§ To be done
Look for "vizsgálata" in each line of the entries, and return the matching lines.
** start Working data **
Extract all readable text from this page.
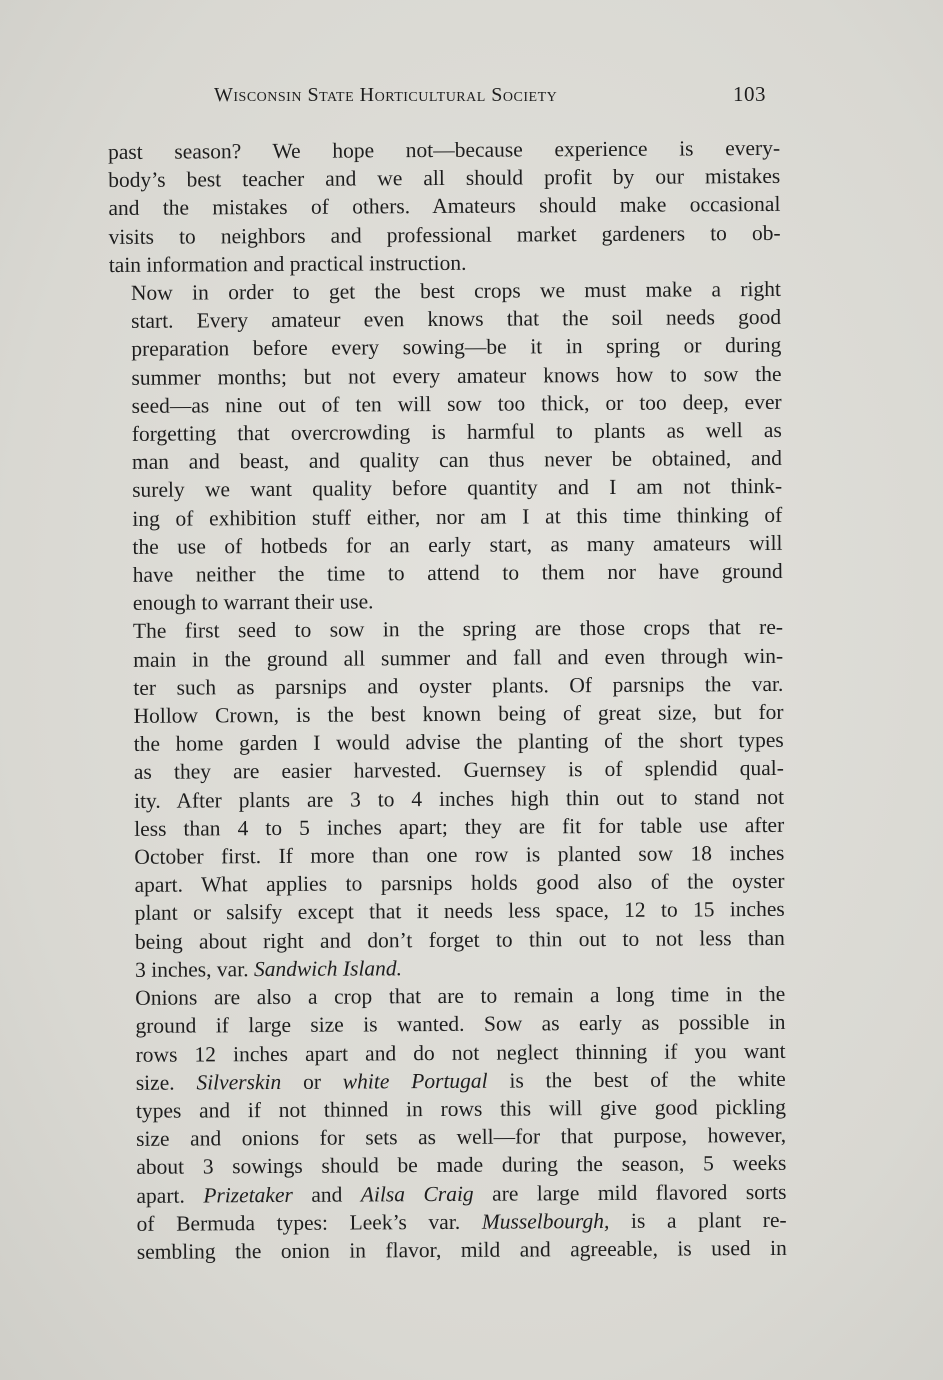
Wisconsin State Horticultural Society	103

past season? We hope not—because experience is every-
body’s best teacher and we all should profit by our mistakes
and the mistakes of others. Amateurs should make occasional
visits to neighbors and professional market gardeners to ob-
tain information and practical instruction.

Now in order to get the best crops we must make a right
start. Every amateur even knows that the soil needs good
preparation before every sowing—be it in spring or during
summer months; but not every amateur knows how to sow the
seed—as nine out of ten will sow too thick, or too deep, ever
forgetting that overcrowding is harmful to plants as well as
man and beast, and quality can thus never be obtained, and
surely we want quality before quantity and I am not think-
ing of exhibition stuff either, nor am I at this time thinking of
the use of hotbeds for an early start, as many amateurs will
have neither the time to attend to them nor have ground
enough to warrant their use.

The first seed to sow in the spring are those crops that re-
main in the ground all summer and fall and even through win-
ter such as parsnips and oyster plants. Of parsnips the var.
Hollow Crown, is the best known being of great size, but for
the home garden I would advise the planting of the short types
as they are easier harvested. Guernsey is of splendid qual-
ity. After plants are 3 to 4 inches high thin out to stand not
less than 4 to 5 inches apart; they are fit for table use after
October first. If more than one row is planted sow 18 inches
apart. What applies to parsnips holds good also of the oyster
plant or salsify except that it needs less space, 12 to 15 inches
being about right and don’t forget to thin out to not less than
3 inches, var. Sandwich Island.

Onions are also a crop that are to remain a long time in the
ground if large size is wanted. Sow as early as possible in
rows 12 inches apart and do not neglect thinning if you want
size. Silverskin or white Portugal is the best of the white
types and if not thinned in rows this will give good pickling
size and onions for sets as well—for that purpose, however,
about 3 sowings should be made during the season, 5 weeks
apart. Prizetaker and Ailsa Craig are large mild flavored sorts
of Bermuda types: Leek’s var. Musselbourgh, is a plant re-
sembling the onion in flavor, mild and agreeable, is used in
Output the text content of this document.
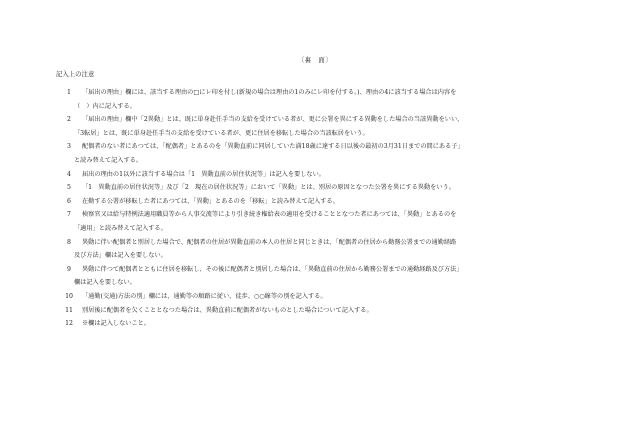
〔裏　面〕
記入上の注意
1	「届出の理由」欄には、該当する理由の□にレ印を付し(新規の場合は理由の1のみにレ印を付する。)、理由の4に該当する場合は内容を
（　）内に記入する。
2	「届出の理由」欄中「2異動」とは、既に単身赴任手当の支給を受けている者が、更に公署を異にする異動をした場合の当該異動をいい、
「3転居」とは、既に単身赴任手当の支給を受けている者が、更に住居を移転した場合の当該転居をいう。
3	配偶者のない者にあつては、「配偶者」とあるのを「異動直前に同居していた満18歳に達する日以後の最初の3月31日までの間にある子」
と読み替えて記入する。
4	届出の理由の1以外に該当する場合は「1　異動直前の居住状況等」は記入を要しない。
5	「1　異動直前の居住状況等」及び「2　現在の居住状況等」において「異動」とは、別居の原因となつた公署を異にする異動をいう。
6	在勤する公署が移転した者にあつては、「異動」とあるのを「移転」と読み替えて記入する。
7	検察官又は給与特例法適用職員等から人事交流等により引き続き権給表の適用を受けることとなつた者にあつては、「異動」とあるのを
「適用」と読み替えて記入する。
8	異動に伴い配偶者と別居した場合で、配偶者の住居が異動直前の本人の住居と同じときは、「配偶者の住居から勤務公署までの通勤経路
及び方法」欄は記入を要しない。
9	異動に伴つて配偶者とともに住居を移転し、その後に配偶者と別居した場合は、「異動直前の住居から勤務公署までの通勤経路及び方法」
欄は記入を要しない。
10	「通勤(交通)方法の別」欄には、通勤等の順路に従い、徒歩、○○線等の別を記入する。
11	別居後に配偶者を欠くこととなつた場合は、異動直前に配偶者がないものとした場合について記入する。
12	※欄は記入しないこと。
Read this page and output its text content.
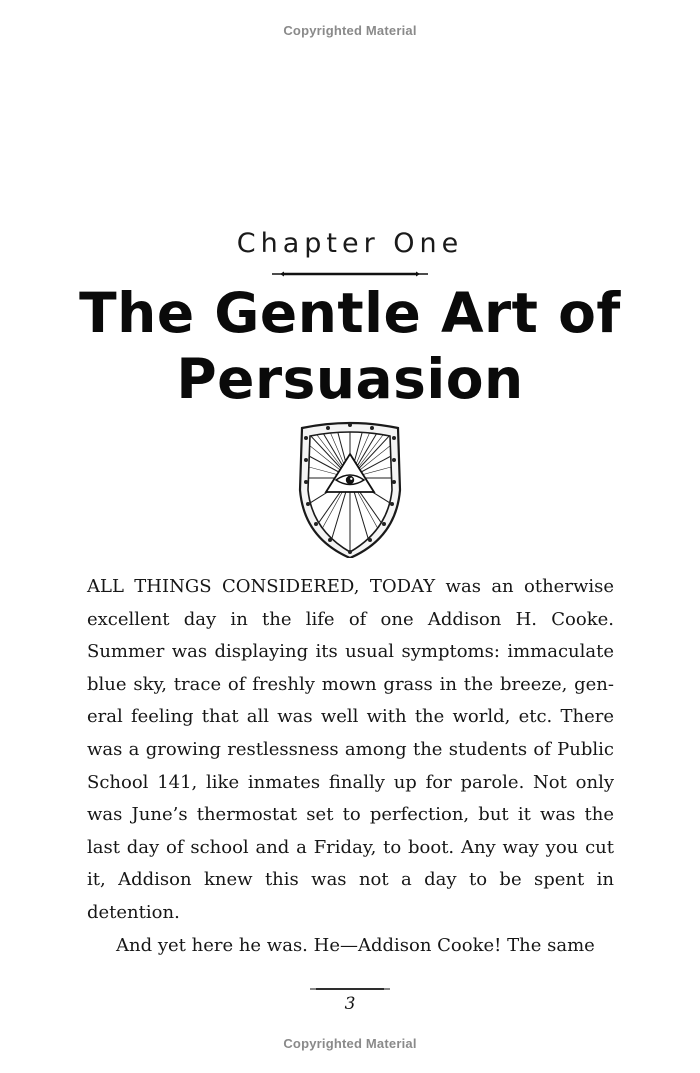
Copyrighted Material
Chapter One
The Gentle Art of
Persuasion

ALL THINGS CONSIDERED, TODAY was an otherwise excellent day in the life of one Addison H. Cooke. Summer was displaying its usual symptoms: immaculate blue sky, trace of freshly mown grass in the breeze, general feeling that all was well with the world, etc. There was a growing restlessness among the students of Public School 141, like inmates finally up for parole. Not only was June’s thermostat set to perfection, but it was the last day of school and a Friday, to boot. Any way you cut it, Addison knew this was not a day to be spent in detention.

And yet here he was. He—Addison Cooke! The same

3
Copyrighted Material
** end Working data **
** start Working data **
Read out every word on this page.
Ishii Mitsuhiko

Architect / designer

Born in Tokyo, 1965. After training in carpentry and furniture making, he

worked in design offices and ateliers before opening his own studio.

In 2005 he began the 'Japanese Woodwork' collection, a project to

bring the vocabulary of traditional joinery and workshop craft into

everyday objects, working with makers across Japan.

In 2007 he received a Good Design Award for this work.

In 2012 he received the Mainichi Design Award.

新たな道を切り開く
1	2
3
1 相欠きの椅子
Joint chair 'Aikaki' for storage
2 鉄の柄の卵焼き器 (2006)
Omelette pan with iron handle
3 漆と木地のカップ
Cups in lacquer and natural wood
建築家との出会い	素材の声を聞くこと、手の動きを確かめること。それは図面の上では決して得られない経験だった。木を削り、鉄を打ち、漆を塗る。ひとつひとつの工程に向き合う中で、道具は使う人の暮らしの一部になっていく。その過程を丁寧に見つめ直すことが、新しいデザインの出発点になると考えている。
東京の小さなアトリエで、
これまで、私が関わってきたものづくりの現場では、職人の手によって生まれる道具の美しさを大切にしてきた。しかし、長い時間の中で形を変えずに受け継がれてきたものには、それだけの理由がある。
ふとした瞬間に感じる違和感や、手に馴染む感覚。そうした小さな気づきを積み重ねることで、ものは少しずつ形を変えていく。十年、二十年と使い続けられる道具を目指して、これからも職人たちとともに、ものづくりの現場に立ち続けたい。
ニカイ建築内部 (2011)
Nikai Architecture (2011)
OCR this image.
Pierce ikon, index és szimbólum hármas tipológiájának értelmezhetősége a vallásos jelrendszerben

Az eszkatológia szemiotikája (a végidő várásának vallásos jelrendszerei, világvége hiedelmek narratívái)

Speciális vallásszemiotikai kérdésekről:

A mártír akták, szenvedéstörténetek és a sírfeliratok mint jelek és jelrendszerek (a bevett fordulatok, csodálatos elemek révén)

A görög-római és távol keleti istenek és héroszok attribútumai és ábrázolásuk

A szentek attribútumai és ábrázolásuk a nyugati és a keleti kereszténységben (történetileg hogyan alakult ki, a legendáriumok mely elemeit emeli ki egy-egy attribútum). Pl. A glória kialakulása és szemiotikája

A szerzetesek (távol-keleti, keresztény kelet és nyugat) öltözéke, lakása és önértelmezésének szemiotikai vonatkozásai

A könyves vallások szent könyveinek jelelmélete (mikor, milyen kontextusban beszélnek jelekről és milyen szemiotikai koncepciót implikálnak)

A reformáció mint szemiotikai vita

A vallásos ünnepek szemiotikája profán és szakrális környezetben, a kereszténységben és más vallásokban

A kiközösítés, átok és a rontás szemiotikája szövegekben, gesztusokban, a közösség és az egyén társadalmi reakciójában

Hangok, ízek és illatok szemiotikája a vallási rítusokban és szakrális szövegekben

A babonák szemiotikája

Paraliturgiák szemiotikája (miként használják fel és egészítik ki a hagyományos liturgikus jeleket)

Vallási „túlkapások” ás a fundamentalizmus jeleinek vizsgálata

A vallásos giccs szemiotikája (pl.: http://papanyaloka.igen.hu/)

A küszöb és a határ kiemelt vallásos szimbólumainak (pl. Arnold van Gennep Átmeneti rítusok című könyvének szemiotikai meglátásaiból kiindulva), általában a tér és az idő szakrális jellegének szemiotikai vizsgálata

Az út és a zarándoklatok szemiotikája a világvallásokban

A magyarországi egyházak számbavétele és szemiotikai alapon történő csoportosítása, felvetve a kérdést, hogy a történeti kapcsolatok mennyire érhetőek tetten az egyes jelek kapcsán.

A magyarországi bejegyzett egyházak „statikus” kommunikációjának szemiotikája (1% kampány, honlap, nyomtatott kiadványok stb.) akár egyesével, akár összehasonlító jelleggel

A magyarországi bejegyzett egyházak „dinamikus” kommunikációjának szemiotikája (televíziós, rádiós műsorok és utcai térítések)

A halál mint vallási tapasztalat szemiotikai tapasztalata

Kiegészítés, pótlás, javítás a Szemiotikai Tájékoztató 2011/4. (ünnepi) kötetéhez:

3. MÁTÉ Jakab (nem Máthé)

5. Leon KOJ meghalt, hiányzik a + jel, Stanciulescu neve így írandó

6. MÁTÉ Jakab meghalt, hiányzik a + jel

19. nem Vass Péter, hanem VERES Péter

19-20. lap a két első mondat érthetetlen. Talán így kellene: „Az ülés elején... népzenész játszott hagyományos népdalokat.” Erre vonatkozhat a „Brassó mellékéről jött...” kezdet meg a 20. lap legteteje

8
** end Working data **
§ Response to the exercise
Vallási „túlkapások” ás a fundamentalizmus jeleinek vizsgálata
A küszöb és a határ kiemelt vallásos szimbólumainak (pl. Arnold van Gennep Átmeneti rítusok című könyvének szemiotikai meglátásaiból kiindulva), általában a tér és az idő szakrális jellegének szemiotikai vizsgálata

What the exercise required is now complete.